** Listed entries **
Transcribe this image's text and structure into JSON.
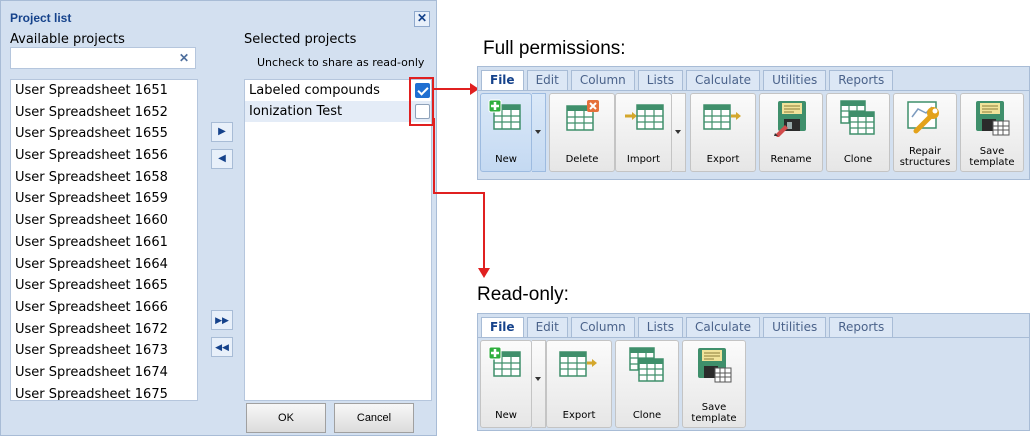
{
  "dialog": {
    "title": "Project list",
    "available_label": "Available projects",
    "selected_label": "Selected projects",
    "hint": "Uncheck to share as read-only",
    "search_value": "",
    "available": [
      "User Spreadsheet 1651",
      "User Spreadsheet 1652",
      "User Spreadsheet 1655",
      "User Spreadsheet 1656",
      "User Spreadsheet 1658",
      "User Spreadsheet 1659",
      "User Spreadsheet 1660",
      "User Spreadsheet 1661",
      "User Spreadsheet 1664",
      "User Spreadsheet 1665",
      "User Spreadsheet 1666",
      "User Spreadsheet 1672",
      "User Spreadsheet 1673",
      "User Spreadsheet 1674",
      "User Spreadsheet 1675"
    ],
    "selected": [
      {
        "name": "Labeled compounds",
        "checked": true
      },
      {
        "name": "Ionization Test",
        "checked": false
      }
    ],
    "ok_label": "OK",
    "cancel_label": "Cancel",
    "move_buttons": [
      "move-right-icon",
      "move-left-icon",
      "move-all-right-icon",
      "move-all-left-icon"
    ]
  },
  "full_heading": "Full permissions:",
  "readonly_heading": "Read-only:",
  "tabs": [
    "File",
    "Edit",
    "Column",
    "Lists",
    "Calculate",
    "Utilities",
    "Reports"
  ],
  "full_tools": [
    "New",
    "Delete",
    "Import",
    "Export",
    "Rename",
    "Clone",
    "Repair structures",
    "Save template"
  ],
  "readonly_tools": [
    "New",
    "Export",
    "Clone",
    "Save template"
  ],
  "colors": {
    "accent_red": "#e02020",
    "panel": "#d3e0f0",
    "grid_green": "#3f8f6b",
    "check_blue": "#1f6fd1"
  }
}
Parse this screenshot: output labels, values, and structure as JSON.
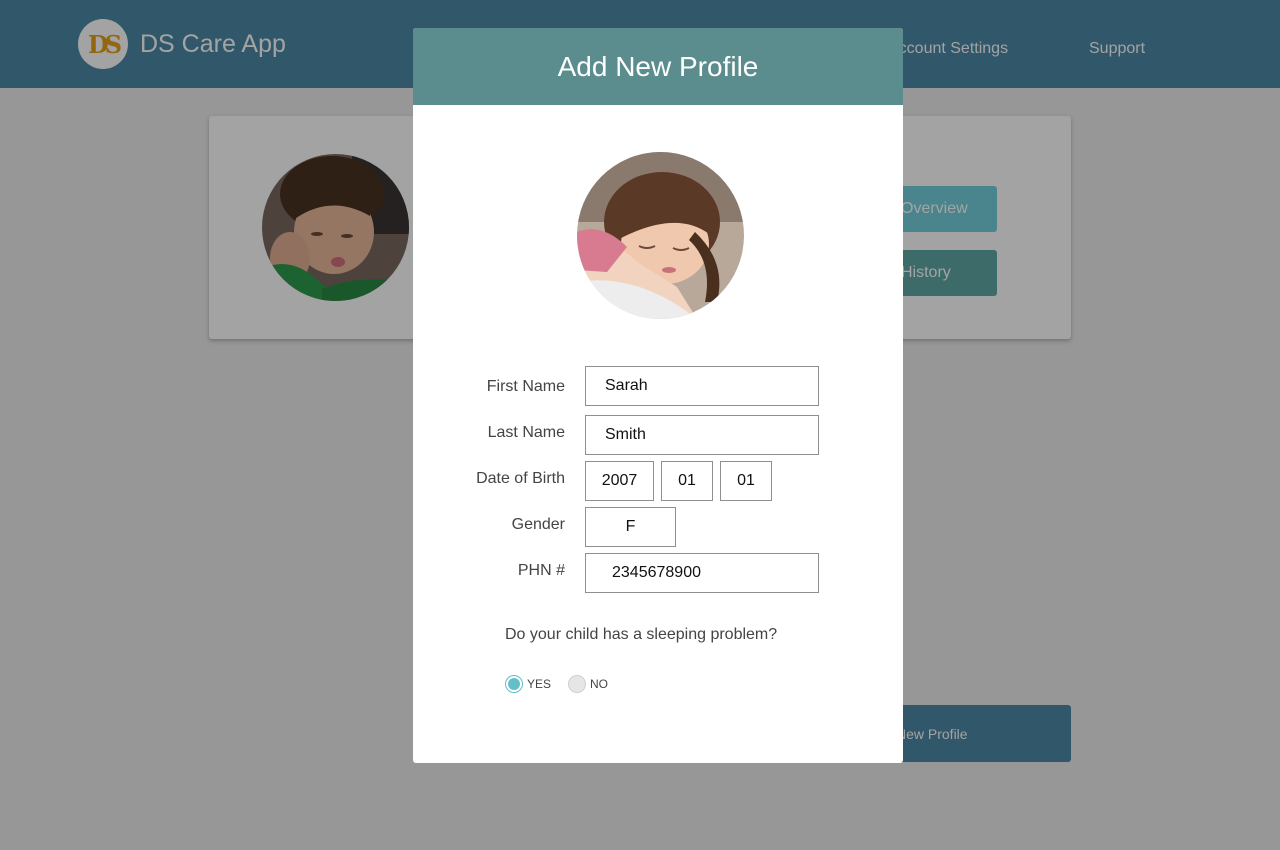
{
  "app": {
    "logo_text": "DS",
    "title": "DS Care App"
  },
  "nav": {
    "account_settings": "Account Settings",
    "support": "Support"
  },
  "profile_card": {
    "overview_button": "Overview",
    "history_button": "History"
  },
  "new_profile_button": "New Profile",
  "modal": {
    "title": "Add New Profile",
    "fields": {
      "first_name": {
        "label": "First Name",
        "value": "Sarah"
      },
      "last_name": {
        "label": "Last Name",
        "value": "Smith"
      },
      "dob": {
        "label": "Date of Birth",
        "year": "2007",
        "month": "01",
        "day": "01"
      },
      "gender": {
        "label": "Gender",
        "value": "F"
      },
      "phn": {
        "label": "PHN #",
        "value": "2345678900"
      }
    },
    "question": "Do your child has a sleeping problem?",
    "options": {
      "yes": "YES",
      "no": "NO",
      "selected": "yes"
    }
  },
  "colors": {
    "header": "#4d88a6",
    "modal_header": "#5b8c8e",
    "accent": "#64bfc9"
  }
}
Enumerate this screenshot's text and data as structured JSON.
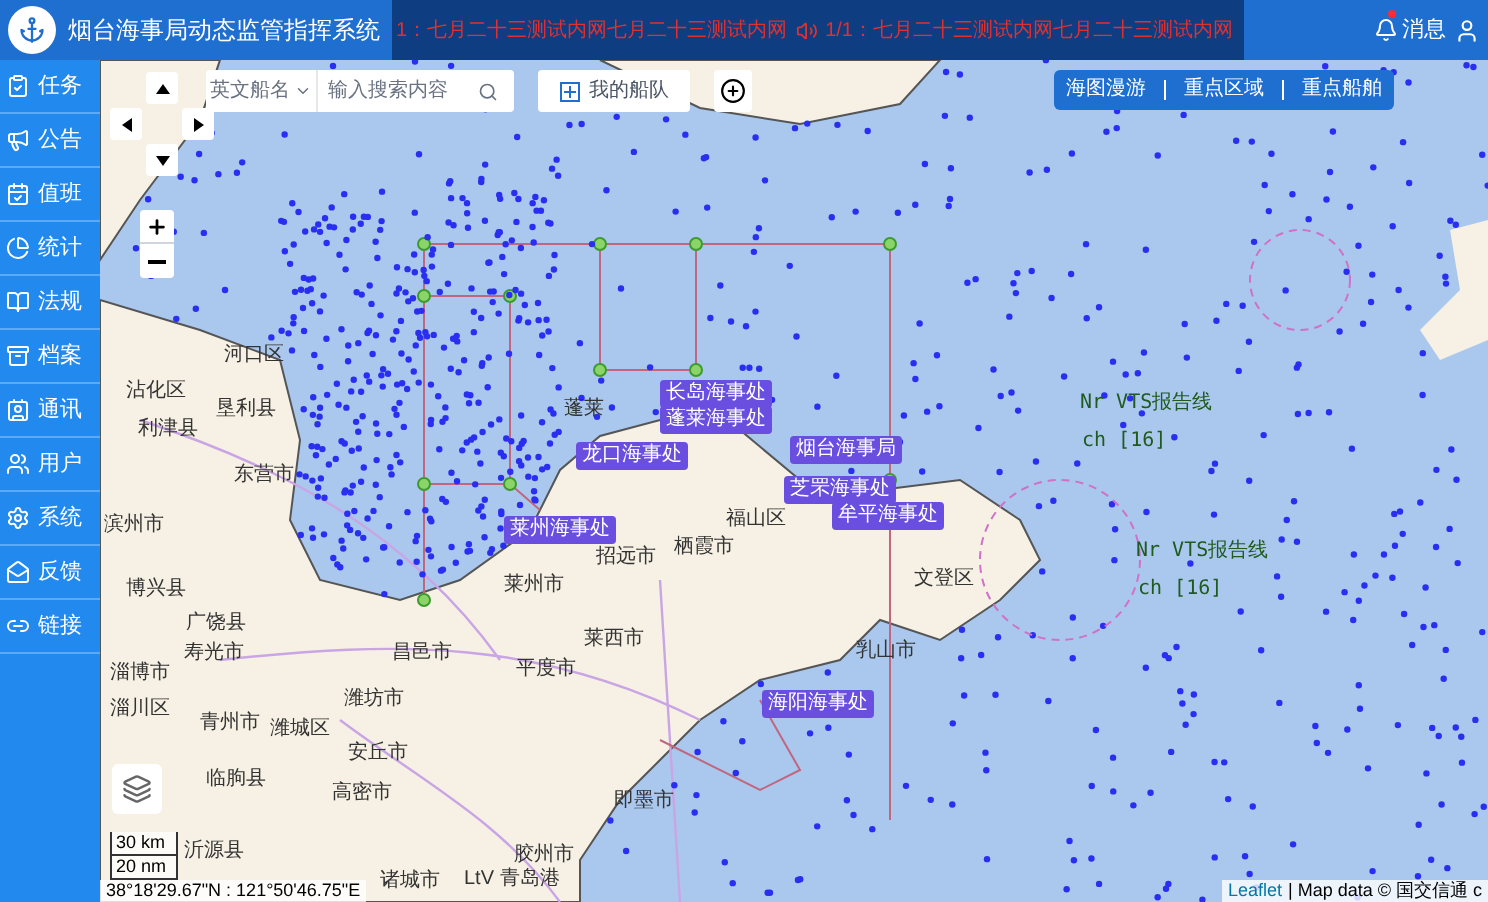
{
  "header": {
    "title": "烟台海事局动态监管指挥系统",
    "notices": [
      "1：七月二十三测试内网七月二十三测试内网",
      "1/1：七月二十三测试内网七月二十三测试内网"
    ],
    "messages_label": "消息"
  },
  "sidebar": {
    "items": [
      {
        "label": "任务",
        "kind": "task"
      },
      {
        "label": "公告",
        "kind": "notice"
      },
      {
        "label": "值班",
        "kind": "duty"
      },
      {
        "label": "统计",
        "kind": "stats"
      },
      {
        "label": "法规",
        "kind": "law"
      },
      {
        "label": "档案",
        "kind": "archive"
      },
      {
        "label": "通讯",
        "kind": "contact"
      },
      {
        "label": "用户",
        "kind": "users"
      },
      {
        "label": "系统",
        "kind": "system"
      },
      {
        "label": "反馈",
        "kind": "feedback"
      },
      {
        "label": "链接",
        "kind": "link"
      }
    ]
  },
  "search": {
    "type_value": "英文船名",
    "placeholder": "输入搜索内容"
  },
  "fleet_button": "我的船队",
  "view_tabs": [
    "海图漫游",
    "重点区域",
    "重点船舶"
  ],
  "offices": [
    "长岛海事处",
    "蓬莱海事处",
    "龙口海事处",
    "莱州海事处",
    "烟台海事局",
    "芝罘海事处",
    "牟平海事处",
    "海阳海事处"
  ],
  "places": [
    "河口区",
    "沾化区",
    "垦利县",
    "利津县",
    "东营市",
    "滨州市",
    "博兴县",
    "广饶县",
    "淄博市",
    "寿光市",
    "昌邑市",
    "潍坊市",
    "平度市",
    "莱西市",
    "莱州市",
    "招远市",
    "栖霞市",
    "福山区",
    "文登区",
    "乳山市",
    "即墨市",
    "高密市",
    "胶州市",
    "安丘市",
    "青州市",
    "潍城区",
    "临朐县",
    "诸城市",
    "沂源县",
    "淄川区",
    "LtV 青岛港",
    "蓬莱"
  ],
  "vts_labels": [
    "Nr VTS报告线",
    "ch [16]",
    "Nr VTS报告线",
    "ch [16]"
  ],
  "scale": [
    "30 km",
    "20 nm"
  ],
  "coordinates": "38°18'29.67\"N : 121°50'46.75\"E",
  "attribution": {
    "link": "Leaflet",
    "text": "| Map data © 国交信通 c"
  }
}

** Task brief **
Your task is to retype all the entries exactly and leave out any pictures.

** Task solution **
Transcribe this image's text and structure into JSON.
{
  "dialog": {
    "title": "Project list",
    "available_label": "Available projects",
    "selected_label": "Selected projects",
    "hint": "Uncheck to share as read-only",
    "search_value": "",
    "available": [
      "User Spreadsheet 1651",
      "User Spreadsheet 1652",
      "User Spreadsheet 1655",
      "User Spreadsheet 1656",
      "User Spreadsheet 1658",
      "User Spreadsheet 1659",
      "User Spreadsheet 1660",
      "User Spreadsheet 1661",
      "User Spreadsheet 1664",
      "User Spreadsheet 1665",
      "User Spreadsheet 1666",
      "User Spreadsheet 1672",
      "User Spreadsheet 1673",
      "User Spreadsheet 1674",
      "User Spreadsheet 1675"
    ],
    "selected": [
      {
        "name": "Labeled compounds",
        "checked": true
      },
      {
        "name": "Ionization Test",
        "checked": false
      }
    ],
    "ok_label": "OK",
    "cancel_label": "Cancel",
    "move_buttons": [
      "move-right-icon",
      "move-left-icon",
      "move-all-right-icon",
      "move-all-left-icon"
    ]
  },
  "full_heading": "Full permissions:",
  "readonly_heading": "Read-only:",
  "tabs": [
    "File",
    "Edit",
    "Column",
    "Lists",
    "Calculate",
    "Utilities",
    "Reports"
  ],
  "full_tools": [
    "New",
    "Delete",
    "Import",
    "Export",
    "Rename",
    "Clone",
    "Repair structures",
    "Save template"
  ],
  "readonly_tools": [
    "New",
    "Export",
    "Clone",
    "Save template"
  ],
  "colors": {
    "accent_red": "#e02020",
    "panel": "#d3e0f0",
    "grid_green": "#3f8f6b",
    "check_blue": "#1f6fd1"
  }
}
Parse this screenshot: output labels, values, and structure as JSON.
{
  "app": {
    "logo_text": "DS",
    "title": "DS Care App"
  },
  "nav": {
    "account_settings": "Account Settings",
    "support": "Support"
  },
  "profile_card": {
    "overview_button": "Overview",
    "history_button": "History"
  },
  "new_profile_button": "New Profile",
  "modal": {
    "title": "Add New Profile",
    "fields": {
      "first_name": {
        "label": "First Name",
        "value": "Sarah"
      },
      "last_name": {
        "label": "Last Name",
        "value": "Smith"
      },
      "dob": {
        "label": "Date of Birth",
        "year": "2007",
        "month": "01",
        "day": "01"
      },
      "gender": {
        "label": "Gender",
        "value": "F"
      },
      "phn": {
        "label": "PHN #",
        "value": "2345678900"
      }
    },
    "question": "Do your child has a sleeping problem?",
    "options": {
      "yes": "YES",
      "no": "NO",
      "selected": "yes"
    }
  },
  "colors": {
    "header": "#4d88a6",
    "modal_header": "#5b8c8e",
    "accent": "#64bfc9"
  }
}
Enumerate this screenshot's text and data as structured JSON.
{
  "header": {
    "title": "烟台海事局动态监管指挥系统",
    "notices": [
      "1：七月二十三测试内网七月二十三测试内网",
      "1/1：七月二十三测试内网七月二十三测试内网"
    ],
    "messages_label": "消息"
  },
  "sidebar": {
    "items": [
      {
        "label": "任务",
        "kind": "task"
      },
      {
        "label": "公告",
        "kind": "notice"
      },
      {
        "label": "值班",
        "kind": "duty"
      },
      {
        "label": "统计",
        "kind": "stats"
      },
      {
        "label": "法规",
        "kind": "law"
      },
      {
        "label": "档案",
        "kind": "archive"
      },
      {
        "label": "通讯",
        "kind": "contact"
      },
      {
        "label": "用户",
        "kind": "users"
      },
      {
        "label": "系统",
        "kind": "system"
      },
      {
        "label": "反馈",
        "kind": "feedback"
      },
      {
        "label": "链接",
        "kind": "link"
      }
    ]
  },
  "search": {
    "type_value": "英文船名",
    "placeholder": "输入搜索内容"
  },
  "fleet_button": "我的船队",
  "view_tabs": [
    "海图漫游",
    "重点区域",
    "重点船舶"
  ],
  "offices": [
    "长岛海事处",
    "蓬莱海事处",
    "龙口海事处",
    "莱州海事处",
    "烟台海事局",
    "芝罘海事处",
    "牟平海事处",
    "海阳海事处"
  ],
  "places": [
    "河口区",
    "沾化区",
    "垦利县",
    "利津县",
    "东营市",
    "滨州市",
    "博兴县",
    "广饶县",
    "淄博市",
    "寿光市",
    "昌邑市",
    "潍坊市",
    "平度市",
    "莱西市",
    "莱州市",
    "招远市",
    "栖霞市",
    "福山区",
    "文登区",
    "乳山市",
    "即墨市",
    "高密市",
    "胶州市",
    "安丘市",
    "青州市",
    "潍城区",
    "临朐县",
    "诸城市",
    "沂源县",
    "淄川区",
    "LtV 青岛港",
    "蓬莱"
  ],
  "vts_labels": [
    "Nr VTS报告线",
    "ch [16]",
    "Nr VTS报告线",
    "ch [16]"
  ],
  "scale": [
    "30 km",
    "20 nm"
  ],
  "coordinates": "38°18'29.67\"N : 121°50'46.75\"E",
  "attribution": {
    "link": "Leaflet",
    "text": "| Map data © 国交信通 c"
  }
}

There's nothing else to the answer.